What to produce: Print the listing below verbatim, leaving out the pictures.

===== Data shown

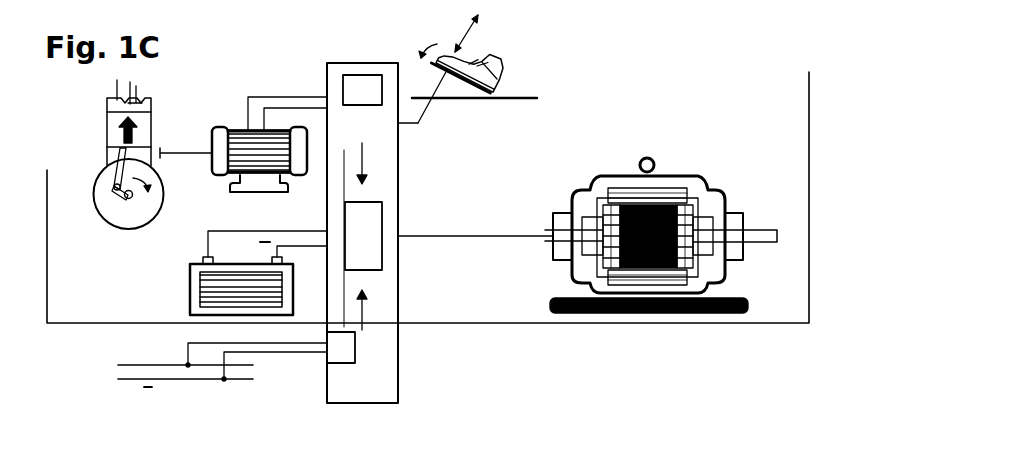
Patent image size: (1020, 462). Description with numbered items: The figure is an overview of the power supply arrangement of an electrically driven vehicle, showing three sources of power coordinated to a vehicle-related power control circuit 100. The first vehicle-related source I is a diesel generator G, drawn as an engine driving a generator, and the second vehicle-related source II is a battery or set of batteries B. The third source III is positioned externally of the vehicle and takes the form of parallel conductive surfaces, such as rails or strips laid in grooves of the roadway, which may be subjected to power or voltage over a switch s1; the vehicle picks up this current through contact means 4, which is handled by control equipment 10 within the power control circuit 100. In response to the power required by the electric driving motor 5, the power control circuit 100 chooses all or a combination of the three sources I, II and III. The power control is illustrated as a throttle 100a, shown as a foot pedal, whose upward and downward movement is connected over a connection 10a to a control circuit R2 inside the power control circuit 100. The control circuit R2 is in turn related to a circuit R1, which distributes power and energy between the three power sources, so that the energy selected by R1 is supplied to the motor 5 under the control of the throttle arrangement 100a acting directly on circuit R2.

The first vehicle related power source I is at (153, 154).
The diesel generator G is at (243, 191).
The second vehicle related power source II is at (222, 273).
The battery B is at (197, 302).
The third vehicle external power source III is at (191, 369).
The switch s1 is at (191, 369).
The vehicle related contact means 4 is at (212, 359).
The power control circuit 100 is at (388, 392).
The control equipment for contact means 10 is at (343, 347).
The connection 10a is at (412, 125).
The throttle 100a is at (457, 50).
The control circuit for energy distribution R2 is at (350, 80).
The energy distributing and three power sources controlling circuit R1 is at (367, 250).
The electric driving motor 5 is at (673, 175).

==========

Answer in full:
Patent image size: (1020, 462). Description with numbered items: The figure is an overview of the power supply arrangement of an electrically driven vehicle, showing three sources of power coordinated to a vehicle-related power control circuit 100. The first vehicle-related source I is a diesel generator G, drawn as an engine driving a generator, and the second vehicle-related source II is a battery or set of batteries B. The third source III is positioned externally of the vehicle and takes the form of parallel conductive surfaces, such as rails or strips laid in grooves of the roadway, which may be subjected to power or voltage over a switch s1; the vehicle picks up this current through contact means 4, which is handled by control equipment 10 within the power control circuit 100. In response to the power required by the electric driving motor 5, the power control circuit 100 chooses all or a combination of the three sources I, II and III. The power control is illustrated as a throttle 100a, shown as a foot pedal, whose upward and downward movement is connected over a connection 10a to a control circuit R2 inside the power control circuit 100. The control circuit R2 is in turn related to a circuit R1, which distributes power and energy between the three power sources, so that the energy selected by R1 is supplied to the motor 5 under the control of the throttle arrangement 100a acting directly on circuit R2.

The first vehicle related power source I is at (153, 154).
The diesel generator G is at (243, 191).
The second vehicle related power source II is at (222, 273).
The battery B is at (197, 302).
The third vehicle external power source III is at (191, 369).
The switch s1 is at (191, 369).
The vehicle related contact means 4 is at (212, 359).
The power control circuit 100 is at (388, 392).
The control equipment for contact means 10 is at (343, 347).
The connection 10a is at (412, 125).
The throttle 100a is at (457, 50).
The control circuit for energy distribution R2 is at (350, 80).
The energy distributing and three power sources controlling circuit R1 is at (367, 250).
The electric driving motor 5 is at (673, 175).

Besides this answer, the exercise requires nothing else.